TASK TO CARRY OUT - Return every record exactly as written.

[Excerpt from a dataset]
-*-*-

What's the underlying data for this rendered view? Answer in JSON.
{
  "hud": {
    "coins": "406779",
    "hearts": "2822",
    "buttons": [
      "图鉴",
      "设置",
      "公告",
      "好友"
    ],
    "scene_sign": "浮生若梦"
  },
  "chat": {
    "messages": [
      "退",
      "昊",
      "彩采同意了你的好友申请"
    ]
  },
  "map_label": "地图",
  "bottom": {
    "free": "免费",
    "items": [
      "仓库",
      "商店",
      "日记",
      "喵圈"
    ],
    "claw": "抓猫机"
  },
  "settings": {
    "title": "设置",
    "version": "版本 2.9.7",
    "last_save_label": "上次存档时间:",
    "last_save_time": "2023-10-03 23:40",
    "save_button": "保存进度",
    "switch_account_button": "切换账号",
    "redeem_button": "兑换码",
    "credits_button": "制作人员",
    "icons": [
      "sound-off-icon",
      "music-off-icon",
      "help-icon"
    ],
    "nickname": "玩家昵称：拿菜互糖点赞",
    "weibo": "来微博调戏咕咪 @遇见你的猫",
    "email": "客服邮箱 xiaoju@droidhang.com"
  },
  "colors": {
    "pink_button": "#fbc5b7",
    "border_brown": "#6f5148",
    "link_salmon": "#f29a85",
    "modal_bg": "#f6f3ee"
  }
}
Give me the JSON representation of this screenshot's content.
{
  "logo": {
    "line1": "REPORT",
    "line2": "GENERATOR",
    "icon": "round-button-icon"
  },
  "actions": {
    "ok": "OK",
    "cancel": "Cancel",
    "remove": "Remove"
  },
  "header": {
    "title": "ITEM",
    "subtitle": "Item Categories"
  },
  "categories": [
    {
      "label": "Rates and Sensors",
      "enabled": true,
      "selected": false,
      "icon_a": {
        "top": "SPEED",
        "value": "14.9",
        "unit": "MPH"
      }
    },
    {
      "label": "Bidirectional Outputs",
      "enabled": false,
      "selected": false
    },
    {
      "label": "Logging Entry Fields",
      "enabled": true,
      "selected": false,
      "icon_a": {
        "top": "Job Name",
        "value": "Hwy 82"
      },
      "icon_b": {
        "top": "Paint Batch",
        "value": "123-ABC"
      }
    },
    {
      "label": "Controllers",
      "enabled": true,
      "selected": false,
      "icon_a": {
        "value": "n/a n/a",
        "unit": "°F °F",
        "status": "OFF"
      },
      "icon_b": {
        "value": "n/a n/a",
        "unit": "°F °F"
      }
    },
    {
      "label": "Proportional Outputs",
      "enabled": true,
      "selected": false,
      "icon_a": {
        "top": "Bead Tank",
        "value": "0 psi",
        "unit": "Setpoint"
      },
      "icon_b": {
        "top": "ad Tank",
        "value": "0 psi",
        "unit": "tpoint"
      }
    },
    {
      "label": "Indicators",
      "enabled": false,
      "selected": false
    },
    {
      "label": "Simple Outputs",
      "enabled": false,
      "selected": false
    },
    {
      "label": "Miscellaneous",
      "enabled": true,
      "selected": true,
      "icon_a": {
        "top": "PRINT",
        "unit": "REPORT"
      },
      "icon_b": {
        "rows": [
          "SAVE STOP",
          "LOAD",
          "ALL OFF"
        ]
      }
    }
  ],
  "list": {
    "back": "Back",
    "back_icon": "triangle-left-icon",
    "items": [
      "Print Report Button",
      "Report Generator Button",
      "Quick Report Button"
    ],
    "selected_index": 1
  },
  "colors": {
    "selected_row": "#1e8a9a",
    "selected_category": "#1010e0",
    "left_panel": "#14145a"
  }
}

-*-*-

CORRECT RESULT -
What's the underlying data for this rendered view? Answer in JSON.
{
  "hud": {
    "coins": "406779",
    "hearts": "2822",
    "buttons": [
      "图鉴",
      "设置",
      "公告",
      "好友"
    ],
    "scene_sign": "浮生若梦"
  },
  "chat": {
    "messages": [
      "退",
      "昊",
      "彩采同意了你的好友申请"
    ]
  },
  "map_label": "地图",
  "bottom": {
    "free": "免费",
    "items": [
      "仓库",
      "商店",
      "日记",
      "喵圈"
    ],
    "claw": "抓猫机"
  },
  "settings": {
    "title": "设置",
    "version": "版本 2.9.7",
    "last_save_label": "上次存档时间:",
    "last_save_time": "2023-10-03 23:40",
    "save_button": "保存进度",
    "switch_account_button": "切换账号",
    "redeem_button": "兑换码",
    "credits_button": "制作人员",
    "icons": [
      "sound-off-icon",
      "music-off-icon",
      "help-icon"
    ],
    "nickname": "玩家昵称：拿菜互糖点赞",
    "weibo": "来微博调戏咕咪 @遇见你的猫",
    "email": "客服邮箱 xiaoju@droidhang.com"
  },
  "colors": {
    "pink_button": "#fbc5b7",
    "border_brown": "#6f5148",
    "link_salmon": "#f29a85",
    "modal_bg": "#f6f3ee"
  }
}
Give me the JSON representation of this screenshot's content.
{
  "logo": {
    "line1": "REPORT",
    "line2": "GENERATOR",
    "icon": "round-button-icon"
  },
  "actions": {
    "ok": "OK",
    "cancel": "Cancel",
    "remove": "Remove"
  },
  "header": {
    "title": "ITEM",
    "subtitle": "Item Categories"
  },
  "categories": [
    {
      "label": "Rates and Sensors",
      "enabled": true,
      "selected": false,
      "icon_a": {
        "top": "SPEED",
        "value": "14.9",
        "unit": "MPH"
      }
    },
    {
      "label": "Bidirectional Outputs",
      "enabled": false,
      "selected": false
    },
    {
      "label": "Logging Entry Fields",
      "enabled": true,
      "selected": false,
      "icon_a": {
        "top": "Job Name",
        "value": "Hwy 82"
      },
      "icon_b": {
        "top": "Paint Batch",
        "value": "123-ABC"
      }
    },
    {
      "label": "Controllers",
      "enabled": true,
      "selected": false,
      "icon_a": {
        "value": "n/a n/a",
        "unit": "°F °F",
        "status": "OFF"
      },
      "icon_b": {
        "value": "n/a n/a",
        "unit": "°F °F"
      }
    },
    {
      "label": "Proportional Outputs",
      "enabled": true,
      "selected": false,
      "icon_a": {
        "top": "Bead Tank",
        "value": "0 psi",
        "unit": "Setpoint"
      },
      "icon_b": {
        "top": "ad Tank",
        "value": "0 psi",
        "unit": "tpoint"
      }
    },
    {
      "label": "Indicators",
      "enabled": false,
      "selected": false
    },
    {
      "label": "Simple Outputs",
      "enabled": false,
      "selected": false
    },
    {
      "label": "Miscellaneous",
      "enabled": true,
      "selected": true,
      "icon_a": {
        "top": "PRINT",
        "unit": "REPORT"
      },
      "icon_b": {
        "rows": [
          "SAVE STOP",
          "LOAD",
          "ALL OFF"
        ]
      }
    }
  ],
  "list": {
    "back": "Back",
    "back_icon": "triangle-left-icon",
    "items": [
      "Print Report Button",
      "Report Generator Button",
      "Quick Report Button"
    ],
    "selected_index": 1
  },
  "colors": {
    "selected_row": "#1e8a9a",
    "selected_category": "#1010e0",
    "left_panel": "#14145a"
  }
}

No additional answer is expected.